--- START OF Data for the task ---

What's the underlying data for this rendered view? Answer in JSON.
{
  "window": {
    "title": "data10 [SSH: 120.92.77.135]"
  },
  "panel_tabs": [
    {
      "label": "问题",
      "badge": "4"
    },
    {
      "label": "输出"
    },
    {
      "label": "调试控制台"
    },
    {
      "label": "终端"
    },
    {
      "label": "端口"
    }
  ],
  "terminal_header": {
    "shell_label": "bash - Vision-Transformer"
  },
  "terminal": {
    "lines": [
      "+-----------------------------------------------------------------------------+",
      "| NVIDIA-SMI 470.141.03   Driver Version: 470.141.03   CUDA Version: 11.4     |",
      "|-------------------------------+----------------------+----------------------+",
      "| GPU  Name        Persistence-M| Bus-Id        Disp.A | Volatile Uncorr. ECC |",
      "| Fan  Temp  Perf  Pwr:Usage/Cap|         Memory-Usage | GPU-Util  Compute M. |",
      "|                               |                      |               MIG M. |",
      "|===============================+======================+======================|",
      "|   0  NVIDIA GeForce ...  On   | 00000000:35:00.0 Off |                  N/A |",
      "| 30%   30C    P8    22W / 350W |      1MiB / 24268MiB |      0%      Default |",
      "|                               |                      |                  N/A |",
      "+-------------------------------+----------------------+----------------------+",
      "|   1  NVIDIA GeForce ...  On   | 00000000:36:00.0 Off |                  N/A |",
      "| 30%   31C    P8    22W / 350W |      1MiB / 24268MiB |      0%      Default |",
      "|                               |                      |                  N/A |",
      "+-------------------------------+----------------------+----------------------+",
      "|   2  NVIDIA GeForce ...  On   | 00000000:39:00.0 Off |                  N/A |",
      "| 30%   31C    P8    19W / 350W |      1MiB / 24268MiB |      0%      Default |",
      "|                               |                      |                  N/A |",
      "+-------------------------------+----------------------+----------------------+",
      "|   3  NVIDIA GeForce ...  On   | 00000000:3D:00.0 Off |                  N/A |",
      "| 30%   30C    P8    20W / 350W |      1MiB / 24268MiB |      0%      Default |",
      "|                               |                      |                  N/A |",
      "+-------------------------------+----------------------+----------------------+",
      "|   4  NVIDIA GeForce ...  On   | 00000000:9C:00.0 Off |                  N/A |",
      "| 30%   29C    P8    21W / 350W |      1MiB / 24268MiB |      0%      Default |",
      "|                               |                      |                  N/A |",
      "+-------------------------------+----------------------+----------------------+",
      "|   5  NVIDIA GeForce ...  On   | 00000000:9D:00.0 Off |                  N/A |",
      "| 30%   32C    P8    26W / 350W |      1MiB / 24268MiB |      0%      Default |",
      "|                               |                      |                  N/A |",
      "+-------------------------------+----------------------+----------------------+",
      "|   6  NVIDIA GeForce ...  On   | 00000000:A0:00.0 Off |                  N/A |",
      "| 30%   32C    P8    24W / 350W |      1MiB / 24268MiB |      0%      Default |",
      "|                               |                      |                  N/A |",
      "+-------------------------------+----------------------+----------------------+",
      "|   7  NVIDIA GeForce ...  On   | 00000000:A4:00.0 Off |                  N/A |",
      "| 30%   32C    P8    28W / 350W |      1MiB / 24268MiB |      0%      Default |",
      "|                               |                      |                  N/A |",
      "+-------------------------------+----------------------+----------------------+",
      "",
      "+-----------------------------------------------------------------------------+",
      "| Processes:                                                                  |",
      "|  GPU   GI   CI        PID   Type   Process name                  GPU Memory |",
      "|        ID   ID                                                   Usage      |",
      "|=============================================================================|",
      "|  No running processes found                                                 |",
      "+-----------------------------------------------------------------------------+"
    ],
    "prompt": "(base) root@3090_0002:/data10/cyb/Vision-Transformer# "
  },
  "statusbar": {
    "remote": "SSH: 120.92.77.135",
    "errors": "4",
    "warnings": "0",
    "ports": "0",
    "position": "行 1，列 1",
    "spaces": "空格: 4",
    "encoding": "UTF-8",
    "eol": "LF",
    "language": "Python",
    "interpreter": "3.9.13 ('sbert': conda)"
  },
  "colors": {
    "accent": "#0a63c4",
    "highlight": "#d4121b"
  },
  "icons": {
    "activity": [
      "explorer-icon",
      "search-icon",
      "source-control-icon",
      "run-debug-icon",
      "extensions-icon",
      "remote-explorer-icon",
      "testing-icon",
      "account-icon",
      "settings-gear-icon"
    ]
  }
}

--- END OF Data for the task ---

Short task:
Copy every line from the entries that contains the word "explorer".

Exercise response:
      "explorer-icon",
      "remote-explorer-icon",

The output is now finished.